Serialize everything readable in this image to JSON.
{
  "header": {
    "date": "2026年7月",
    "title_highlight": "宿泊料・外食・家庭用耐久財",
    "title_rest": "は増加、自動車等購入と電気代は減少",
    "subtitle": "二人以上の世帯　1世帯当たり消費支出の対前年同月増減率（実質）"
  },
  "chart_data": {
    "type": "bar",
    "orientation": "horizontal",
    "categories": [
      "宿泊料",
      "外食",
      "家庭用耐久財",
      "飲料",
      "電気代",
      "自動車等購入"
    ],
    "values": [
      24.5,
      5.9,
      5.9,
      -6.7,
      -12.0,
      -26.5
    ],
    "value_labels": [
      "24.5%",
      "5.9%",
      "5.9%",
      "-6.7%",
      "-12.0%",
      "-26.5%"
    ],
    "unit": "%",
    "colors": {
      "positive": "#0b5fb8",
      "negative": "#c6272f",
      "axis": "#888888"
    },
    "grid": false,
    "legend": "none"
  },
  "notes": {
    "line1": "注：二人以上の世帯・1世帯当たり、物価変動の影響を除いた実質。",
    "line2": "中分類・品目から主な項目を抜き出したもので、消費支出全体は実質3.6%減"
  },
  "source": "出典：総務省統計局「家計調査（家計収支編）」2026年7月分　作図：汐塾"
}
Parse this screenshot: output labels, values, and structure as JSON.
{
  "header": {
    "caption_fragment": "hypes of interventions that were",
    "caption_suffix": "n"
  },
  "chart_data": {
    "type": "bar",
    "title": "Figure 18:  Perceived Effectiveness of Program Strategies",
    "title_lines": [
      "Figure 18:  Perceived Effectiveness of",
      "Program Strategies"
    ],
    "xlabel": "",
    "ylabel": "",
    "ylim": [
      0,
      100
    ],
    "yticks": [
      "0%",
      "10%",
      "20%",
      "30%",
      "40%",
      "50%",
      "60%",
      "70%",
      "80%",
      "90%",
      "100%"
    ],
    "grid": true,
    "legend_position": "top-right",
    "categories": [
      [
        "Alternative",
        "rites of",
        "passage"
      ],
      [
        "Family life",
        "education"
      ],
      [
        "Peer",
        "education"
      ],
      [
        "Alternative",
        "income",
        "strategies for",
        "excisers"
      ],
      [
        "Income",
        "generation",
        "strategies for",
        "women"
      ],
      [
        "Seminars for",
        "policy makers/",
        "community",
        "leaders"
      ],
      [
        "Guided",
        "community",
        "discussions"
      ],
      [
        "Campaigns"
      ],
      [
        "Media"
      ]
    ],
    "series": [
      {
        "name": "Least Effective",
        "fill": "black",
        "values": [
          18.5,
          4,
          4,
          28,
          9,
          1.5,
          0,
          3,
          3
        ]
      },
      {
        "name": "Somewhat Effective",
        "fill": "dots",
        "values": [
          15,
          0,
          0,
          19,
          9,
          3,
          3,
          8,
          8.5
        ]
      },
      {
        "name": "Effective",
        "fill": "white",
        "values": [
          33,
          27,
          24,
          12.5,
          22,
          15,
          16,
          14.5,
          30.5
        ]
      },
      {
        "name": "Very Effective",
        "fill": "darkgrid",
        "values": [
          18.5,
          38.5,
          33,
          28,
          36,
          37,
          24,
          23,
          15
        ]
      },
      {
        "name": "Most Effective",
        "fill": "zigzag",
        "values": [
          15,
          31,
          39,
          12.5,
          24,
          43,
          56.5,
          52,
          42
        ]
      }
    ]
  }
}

----

Return each line of the data exactly as written above.

▶ **REPLY TO THE TASK**
Serialize everything readable in this image to JSON.
{
  "header": {
    "date": "2026年7月",
    "title_highlight": "宿泊料・外食・家庭用耐久財",
    "title_rest": "は増加、自動車等購入と電気代は減少",
    "subtitle": "二人以上の世帯　1世帯当たり消費支出の対前年同月増減率（実質）"
  },
  "chart_data": {
    "type": "bar",
    "orientation": "horizontal",
    "categories": [
      "宿泊料",
      "外食",
      "家庭用耐久財",
      "飲料",
      "電気代",
      "自動車等購入"
    ],
    "values": [
      24.5,
      5.9,
      5.9,
      -6.7,
      -12.0,
      -26.5
    ],
    "value_labels": [
      "24.5%",
      "5.9%",
      "5.9%",
      "-6.7%",
      "-12.0%",
      "-26.5%"
    ],
    "unit": "%",
    "colors": {
      "positive": "#0b5fb8",
      "negative": "#c6272f",
      "axis": "#888888"
    },
    "grid": false,
    "legend": "none"
  },
  "notes": {
    "line1": "注：二人以上の世帯・1世帯当たり、物価変動の影響を除いた実質。",
    "line2": "中分類・品目から主な項目を抜き出したもので、消費支出全体は実質3.6%減"
  },
  "source": "出典：総務省統計局「家計調査（家計収支編）」2026年7月分　作図：汐塾"
}
Parse this screenshot: output labels, values, and structure as JSON.
{
  "header": {
    "caption_fragment": "hypes of interventions that were",
    "caption_suffix": "n"
  },
  "chart_data": {
    "type": "bar",
    "title": "Figure 18:  Perceived Effectiveness of Program Strategies",
    "title_lines": [
      "Figure 18:  Perceived Effectiveness of",
      "Program Strategies"
    ],
    "xlabel": "",
    "ylabel": "",
    "ylim": [
      0,
      100
    ],
    "yticks": [
      "0%",
      "10%",
      "20%",
      "30%",
      "40%",
      "50%",
      "60%",
      "70%",
      "80%",
      "90%",
      "100%"
    ],
    "grid": true,
    "legend_position": "top-right",
    "categories": [
      [
        "Alternative",
        "rites of",
        "passage"
      ],
      [
        "Family life",
        "education"
      ],
      [
        "Peer",
        "education"
      ],
      [
        "Alternative",
        "income",
        "strategies for",
        "excisers"
      ],
      [
        "Income",
        "generation",
        "strategies for",
        "women"
      ],
      [
        "Seminars for",
        "policy makers/",
        "community",
        "leaders"
      ],
      [
        "Guided",
        "community",
        "discussions"
      ],
      [
        "Campaigns"
      ],
      [
        "Media"
      ]
    ],
    "series": [
      {
        "name": "Least Effective",
        "fill": "black",
        "values": [
          18.5,
          4,
          4,
          28,
          9,
          1.5,
          0,
          3,
          3
        ]
      },
      {
        "name": "Somewhat Effective",
        "fill": "dots",
        "values": [
          15,
          0,
          0,
          19,
          9,
          3,
          3,
          8,
          8.5
        ]
      },
      {
        "name": "Effective",
        "fill": "white",
        "values": [
          33,
          27,
          24,
          12.5,
          22,
          15,
          16,
          14.5,
          30.5
        ]
      },
      {
        "name": "Very Effective",
        "fill": "darkgrid",
        "values": [
          18.5,
          38.5,
          33,
          28,
          36,
          37,
          24,
          23,
          15
        ]
      },
      {
        "name": "Most Effective",
        "fill": "zigzag",
        "values": [
          15,
          31,
          39,
          12.5,
          24,
          43,
          56.5,
          52,
          42
        ]
      }
    ]
  }
}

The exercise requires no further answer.